Short task: Can you rewrite the listing from its first line through the line containing "tri-label-C1: C₁ (633, 1118, 648, 1132)", with "screenshot" changed to "image" and everything else kept the same?

Records to use:
-- BEGIN --
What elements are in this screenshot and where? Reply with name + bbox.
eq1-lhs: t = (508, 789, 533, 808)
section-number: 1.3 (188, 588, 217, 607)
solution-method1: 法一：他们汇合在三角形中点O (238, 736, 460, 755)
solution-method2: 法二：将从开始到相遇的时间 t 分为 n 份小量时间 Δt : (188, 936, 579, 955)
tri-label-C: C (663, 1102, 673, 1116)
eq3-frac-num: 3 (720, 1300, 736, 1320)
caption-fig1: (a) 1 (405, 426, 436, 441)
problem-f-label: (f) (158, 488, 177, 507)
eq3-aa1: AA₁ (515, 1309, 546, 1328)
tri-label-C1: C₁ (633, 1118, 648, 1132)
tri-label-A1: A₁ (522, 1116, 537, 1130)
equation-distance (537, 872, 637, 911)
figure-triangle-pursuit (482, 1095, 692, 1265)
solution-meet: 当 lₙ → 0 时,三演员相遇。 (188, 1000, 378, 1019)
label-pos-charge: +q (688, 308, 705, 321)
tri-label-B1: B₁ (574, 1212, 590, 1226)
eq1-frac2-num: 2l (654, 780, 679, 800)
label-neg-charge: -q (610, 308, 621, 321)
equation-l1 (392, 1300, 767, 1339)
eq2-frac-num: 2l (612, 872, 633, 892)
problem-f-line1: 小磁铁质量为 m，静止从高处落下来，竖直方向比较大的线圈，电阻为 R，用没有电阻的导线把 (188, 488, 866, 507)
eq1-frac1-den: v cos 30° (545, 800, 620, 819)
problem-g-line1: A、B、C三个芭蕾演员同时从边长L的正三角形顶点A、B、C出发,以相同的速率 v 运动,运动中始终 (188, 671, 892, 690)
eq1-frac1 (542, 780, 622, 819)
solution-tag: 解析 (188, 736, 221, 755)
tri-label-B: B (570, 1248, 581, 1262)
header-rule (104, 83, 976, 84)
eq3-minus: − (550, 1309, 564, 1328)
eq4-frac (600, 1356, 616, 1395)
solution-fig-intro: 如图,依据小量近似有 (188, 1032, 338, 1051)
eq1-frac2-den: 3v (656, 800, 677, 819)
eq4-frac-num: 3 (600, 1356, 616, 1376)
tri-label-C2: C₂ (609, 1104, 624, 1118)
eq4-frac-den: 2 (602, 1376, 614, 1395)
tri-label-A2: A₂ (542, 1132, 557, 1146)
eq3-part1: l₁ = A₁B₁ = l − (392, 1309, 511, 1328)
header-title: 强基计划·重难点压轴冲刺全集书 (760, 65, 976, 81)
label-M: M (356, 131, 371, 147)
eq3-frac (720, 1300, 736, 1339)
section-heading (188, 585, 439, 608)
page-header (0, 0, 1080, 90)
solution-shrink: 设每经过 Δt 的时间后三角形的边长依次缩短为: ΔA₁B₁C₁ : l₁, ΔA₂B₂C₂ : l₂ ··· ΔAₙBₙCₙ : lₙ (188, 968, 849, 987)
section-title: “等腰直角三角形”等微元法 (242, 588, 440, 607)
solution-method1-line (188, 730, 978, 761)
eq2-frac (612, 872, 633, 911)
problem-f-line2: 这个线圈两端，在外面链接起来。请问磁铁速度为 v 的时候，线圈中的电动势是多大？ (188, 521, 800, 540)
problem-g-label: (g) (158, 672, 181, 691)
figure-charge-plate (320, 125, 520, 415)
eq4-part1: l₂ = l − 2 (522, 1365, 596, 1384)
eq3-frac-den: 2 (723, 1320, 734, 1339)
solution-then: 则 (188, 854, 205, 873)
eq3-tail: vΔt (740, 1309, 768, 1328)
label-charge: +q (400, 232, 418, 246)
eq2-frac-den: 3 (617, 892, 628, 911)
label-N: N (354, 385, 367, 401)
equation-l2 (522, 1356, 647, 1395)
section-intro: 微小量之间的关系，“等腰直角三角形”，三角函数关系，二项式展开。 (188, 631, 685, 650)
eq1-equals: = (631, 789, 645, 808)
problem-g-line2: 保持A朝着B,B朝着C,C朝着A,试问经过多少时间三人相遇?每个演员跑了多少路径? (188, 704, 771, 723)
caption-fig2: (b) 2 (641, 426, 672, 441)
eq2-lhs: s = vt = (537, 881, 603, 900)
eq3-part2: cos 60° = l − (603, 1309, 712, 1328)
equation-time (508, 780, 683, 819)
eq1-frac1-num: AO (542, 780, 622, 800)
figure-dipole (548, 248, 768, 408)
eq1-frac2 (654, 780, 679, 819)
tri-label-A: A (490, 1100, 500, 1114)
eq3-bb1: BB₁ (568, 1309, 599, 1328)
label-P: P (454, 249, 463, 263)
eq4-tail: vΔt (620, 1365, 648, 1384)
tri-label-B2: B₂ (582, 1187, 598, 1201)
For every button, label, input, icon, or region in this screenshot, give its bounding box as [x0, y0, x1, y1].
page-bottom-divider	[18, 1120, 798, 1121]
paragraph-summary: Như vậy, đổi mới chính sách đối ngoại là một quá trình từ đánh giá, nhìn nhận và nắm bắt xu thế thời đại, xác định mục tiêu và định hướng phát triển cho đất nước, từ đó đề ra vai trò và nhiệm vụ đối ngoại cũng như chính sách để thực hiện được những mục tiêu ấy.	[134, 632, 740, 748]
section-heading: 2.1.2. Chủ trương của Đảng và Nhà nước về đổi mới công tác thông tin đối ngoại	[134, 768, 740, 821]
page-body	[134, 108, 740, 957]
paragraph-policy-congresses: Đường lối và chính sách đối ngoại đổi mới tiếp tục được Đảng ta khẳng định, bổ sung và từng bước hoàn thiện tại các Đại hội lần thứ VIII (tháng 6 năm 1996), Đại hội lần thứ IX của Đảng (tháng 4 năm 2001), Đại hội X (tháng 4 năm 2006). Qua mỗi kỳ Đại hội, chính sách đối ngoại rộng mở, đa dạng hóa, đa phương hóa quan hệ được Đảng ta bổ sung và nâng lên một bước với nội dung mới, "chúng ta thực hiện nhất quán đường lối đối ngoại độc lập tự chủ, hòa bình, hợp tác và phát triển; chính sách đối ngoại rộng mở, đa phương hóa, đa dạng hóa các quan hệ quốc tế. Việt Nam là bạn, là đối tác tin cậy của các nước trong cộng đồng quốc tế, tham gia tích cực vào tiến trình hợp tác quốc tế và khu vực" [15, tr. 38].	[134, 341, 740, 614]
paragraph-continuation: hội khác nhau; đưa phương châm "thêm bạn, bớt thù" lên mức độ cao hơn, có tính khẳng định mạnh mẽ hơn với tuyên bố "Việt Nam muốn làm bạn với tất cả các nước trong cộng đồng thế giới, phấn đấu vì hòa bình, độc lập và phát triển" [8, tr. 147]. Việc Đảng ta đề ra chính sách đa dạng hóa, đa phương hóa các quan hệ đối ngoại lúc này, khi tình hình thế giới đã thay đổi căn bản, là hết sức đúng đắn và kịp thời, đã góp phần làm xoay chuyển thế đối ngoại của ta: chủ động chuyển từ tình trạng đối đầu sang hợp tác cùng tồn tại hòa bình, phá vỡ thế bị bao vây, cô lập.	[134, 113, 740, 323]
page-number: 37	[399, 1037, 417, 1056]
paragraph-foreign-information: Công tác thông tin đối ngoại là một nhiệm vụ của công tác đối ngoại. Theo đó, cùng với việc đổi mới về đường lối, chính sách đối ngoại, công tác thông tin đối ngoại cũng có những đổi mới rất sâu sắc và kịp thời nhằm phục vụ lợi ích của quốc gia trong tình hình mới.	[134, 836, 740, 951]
-- END --
Answer to the task:
What elements are in this image and where? Reply with name + bbox.
eq1-lhs: t = (508, 789, 533, 808)
section-number: 1.3 (188, 588, 217, 607)
solution-method1: 法一：他们汇合在三角形中点O (238, 736, 460, 755)
solution-method2: 法二：将从开始到相遇的时间 t 分为 n 份小量时间 Δt : (188, 936, 579, 955)
tri-label-C: C (663, 1102, 673, 1116)
eq3-frac-num: 3 (720, 1300, 736, 1320)
caption-fig1: (a) 1 (405, 426, 436, 441)
problem-f-label: (f) (158, 488, 177, 507)
eq3-aa1: AA₁ (515, 1309, 546, 1328)
tri-label-C1: C₁ (633, 1118, 648, 1132)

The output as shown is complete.